## Recorded data:
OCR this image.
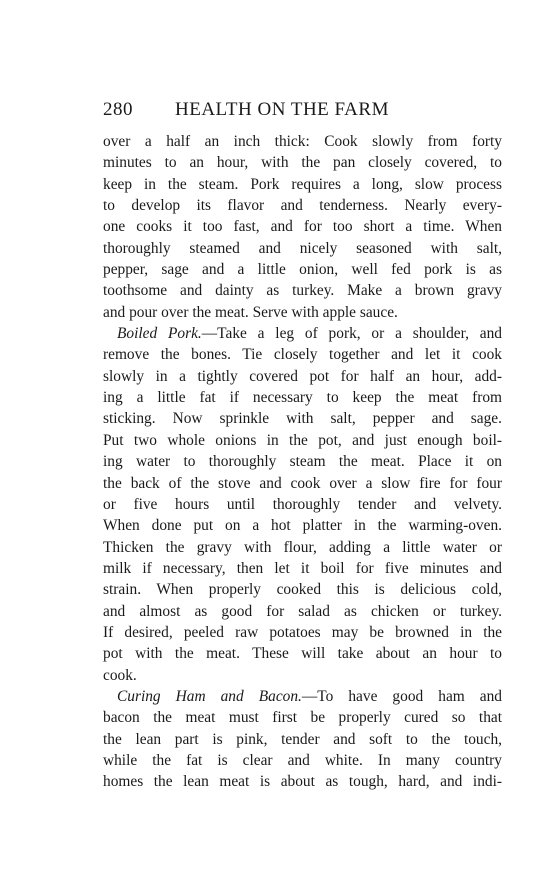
280 HEALTH ON THE FARM
over a half an inch thick: Cook slowly from forty
minutes to an hour, with the pan closely covered, to
keep in the steam. Pork requires a long, slow process
to develop its flavor and tenderness. Nearly every-
one cooks it too fast, and for too short a time. When
thoroughly steamed and nicely seasoned with salt,
pepper, sage and a little onion, well fed pork is as
toothsome and dainty as turkey. Make a brown gravy
and pour over the meat. Serve with apple sauce.
Boiled Pork.—Take a leg of pork, or a shoulder, and
remove the bones. Tie closely together and let it cook
slowly in a tightly covered pot for half an hour, add-
ing a little fat if necessary to keep the meat from
sticking. Now sprinkle with salt, pepper and sage.
Put two whole onions in the pot, and just enough boil-
ing water to thoroughly steam the meat. Place it on
the back of the stove and cook over a slow fire for four
or five hours until thoroughly tender and velvety.
When done put on a hot platter in the warming-oven.
Thicken the gravy with flour, adding a little water or
milk if necessary, then let it boil for five minutes and
strain. When properly cooked this is delicious cold,
and almost as good for salad as chicken or turkey.
If desired, peeled raw potatoes may be browned in the
pot with the meat. These will take about an hour to
cook.
Curing Ham and Bacon.—To have good ham and
bacon the meat must first be properly cured so that
the lean part is pink, tender and soft to the touch,
while the fat is clear and white. In many country
homes the lean meat is about as tough, hard, and indi-
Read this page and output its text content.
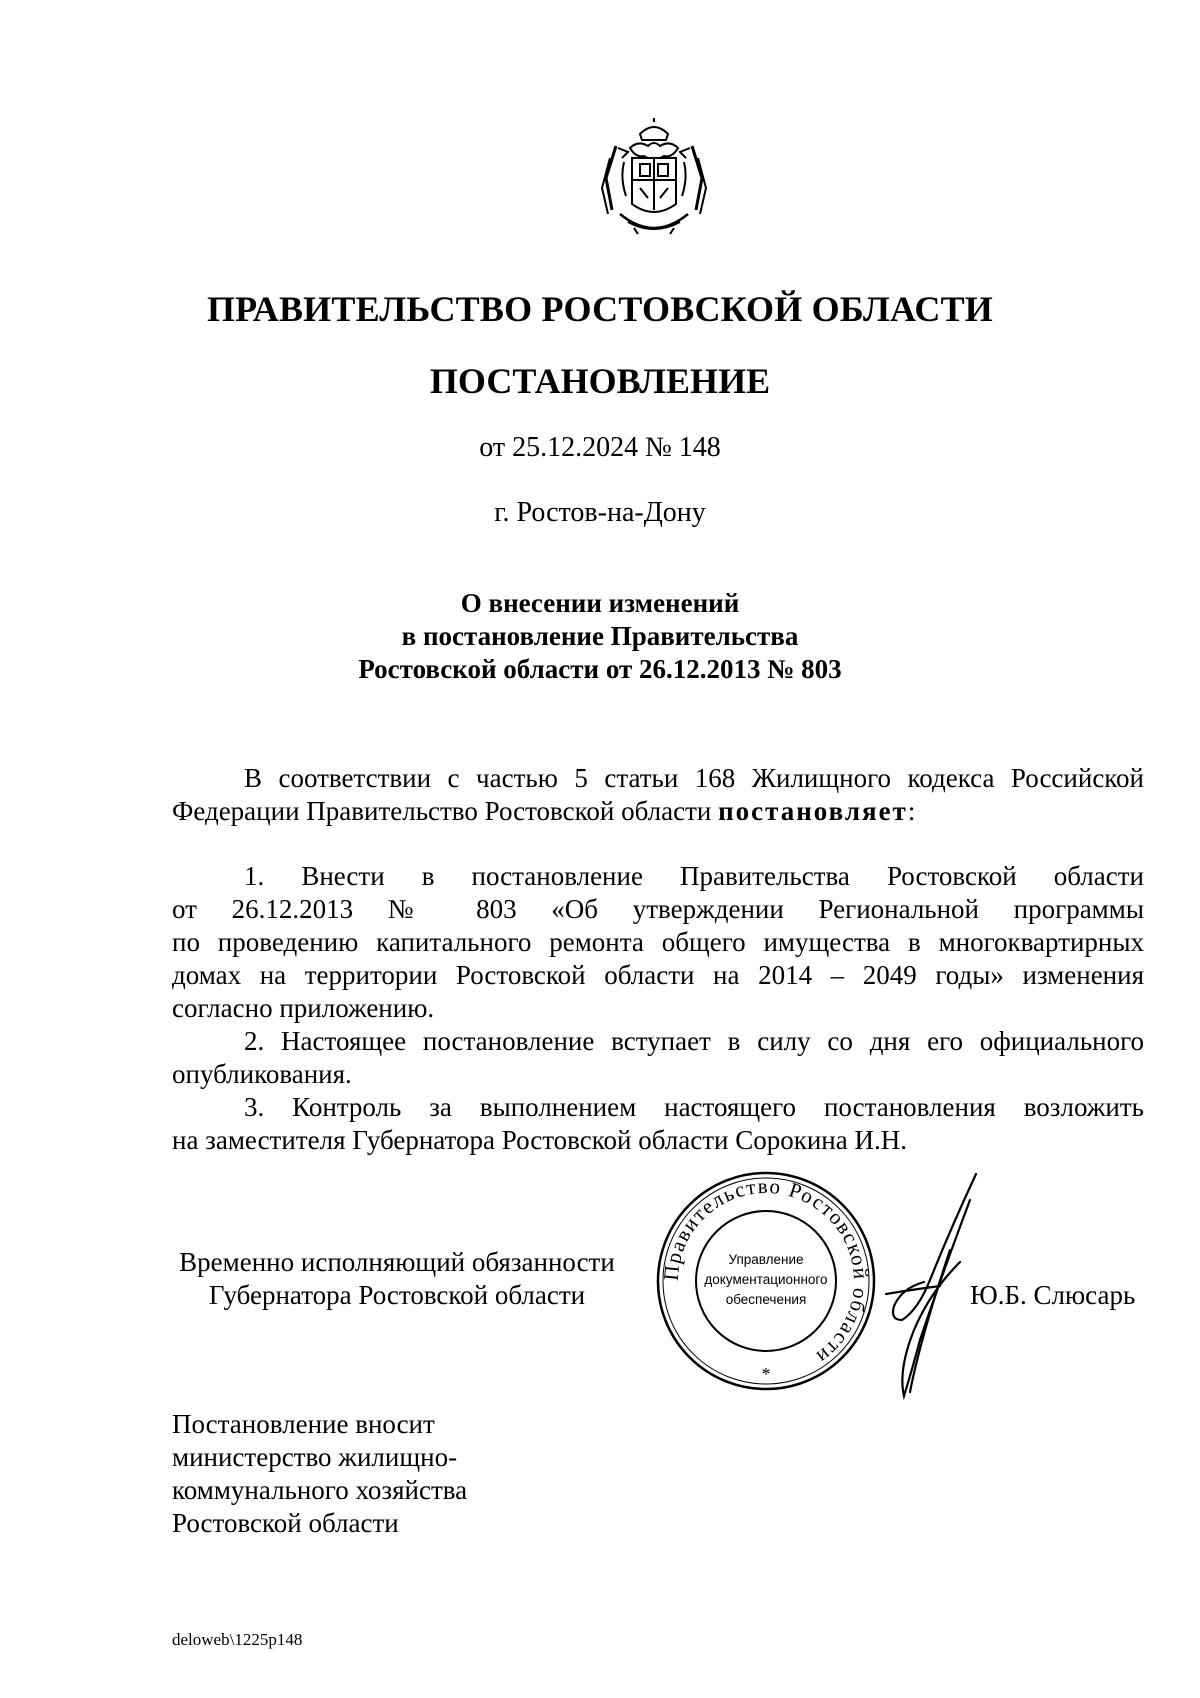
ПРАВИТЕЛЬСТВО РОСТОВСКОЙ ОБЛАСТИ
ПОСТАНОВЛЕНИЕ
от 25.12.2024 № 148
г. Ростов-на-Дону
О внесении изменений
в постановление Правительства
Ростовской области от 26.12.2013 № 803
В соответствии с частью 5 статьи 168 Жилищного кодекса Российской
Федерации Правительство Ростовской области постановляет:
1. Внести в постановление Правительства Ростовской области
от 26.12.2013 № 803 «Об утверждении Региональной программы
по проведению капитального ремонта общего имущества в многоквартирных
домах на территории Ростовской области на 2014 – 2049 годы» изменения
согласно приложению.
2. Настоящее постановление вступает в силу со дня его официального
опубликования.
3. Контроль за выполнением настоящего постановления возложить
на заместителя Губернатора Ростовской области Сорокина И.Н.
Временно исполняющий обязанности
Губернатора Ростовской области
Правительство Ростовской области
Управление
документационного
обеспечения
*
Ю.Б. Слюсарь
Постановление вносит
министерство жилищно-
коммунального хозяйства
Ростовской области
deloweb\1225p148
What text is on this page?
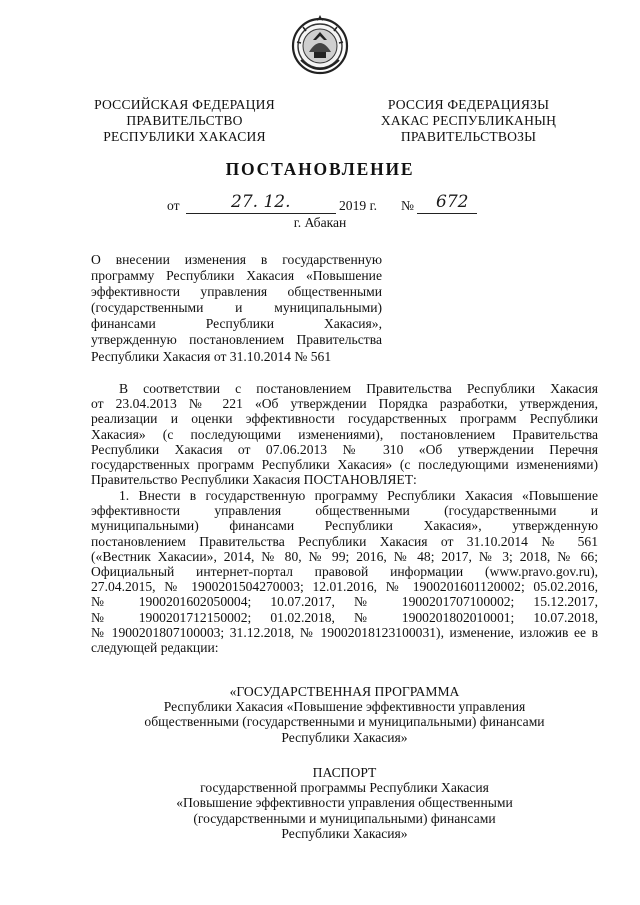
РОССИЙСКАЯ ФЕДЕРАЦИЯ
ПРАВИТЕЛЬСТВО
РЕСПУБЛИКИ ХАКАСИЯ
РОССИЯ ФЕДЕРАЦИЯЗЫ
ХАКАС РЕСПУБЛИКАНЫҢ
ПРАВИТЕЛЬСТВОЗЫ
ПОСТАНОВЛЕНИЕ
от	27. 12.	2019 г. № 672
г. Абакан
О внесении изменения в государственную
программу Республики Хакасия «Повышение
эффективности управления общественными
(государственными и муниципальными)
финансами Республики Хакасия»,
утвержденную постановлением Правительства
Республики Хакасия от 31.10.2014 № 561
В соответствии с постановлением Правительства Республики Хакасия
от 23.04.2013 № 221 «Об утверждении Порядка разработки, утверждения,
реализации и оценки эффективности государственных программ Республики
Хакасия» (с последующими изменениями), постановлением Правительства
Республики Хакасия от 07.06.2013 № 310 «Об утверждении Перечня
государственных программ Республики Хакасия» (с последующими изменениями)
Правительство Республики Хакасия ПОСТАНОВЛЯЕТ:
1. Внести в государственную программу Республики Хакасия «Повышение
эффективности управления общественными (государственными и
муниципальными) финансами Республики Хакасия», утвержденную
постановлением Правительства Республики Хакасия от 31.10.2014 № 561
(«Вестник Хакасии», 2014, № 80, № 99; 2016, № 48; 2017, № 3; 2018, № 66;
Официальный интернет-портал правовой информации (www.pravo.gov.ru),
27.04.2015, № 1900201504270003; 12.01.2016, № 1900201601120002; 05.02.2016,
№ 1900201602050004; 10.07.2017, № 1900201707100002; 15.12.2017,
№ 1900201712150002; 01.02.2018, № 1900201802010001; 10.07.2018,
№ 1900201807100003; 31.12.2018, № 19002018123100031), изменение, изложив ее в
следующей редакции:
«ГОСУДАРСТВЕННАЯ ПРОГРАММА
Республики Хакасия «Повышение эффективности управления
общественными (государственными и муниципальными) финансами
Республики Хакасия»
ПАСПОРТ
государственной программы Республики Хакасия
«Повышение эффективности управления общественными
(государственными и муниципальными) финансами
Республики Хакасия»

## WHAT IS ASKED:
Select the lines in this material that hold the word "properly", leaving none out.

## FINAL ANSWER:
strain. When properly cooked this is delicious cold,
bacon the meat must first be properly cured so that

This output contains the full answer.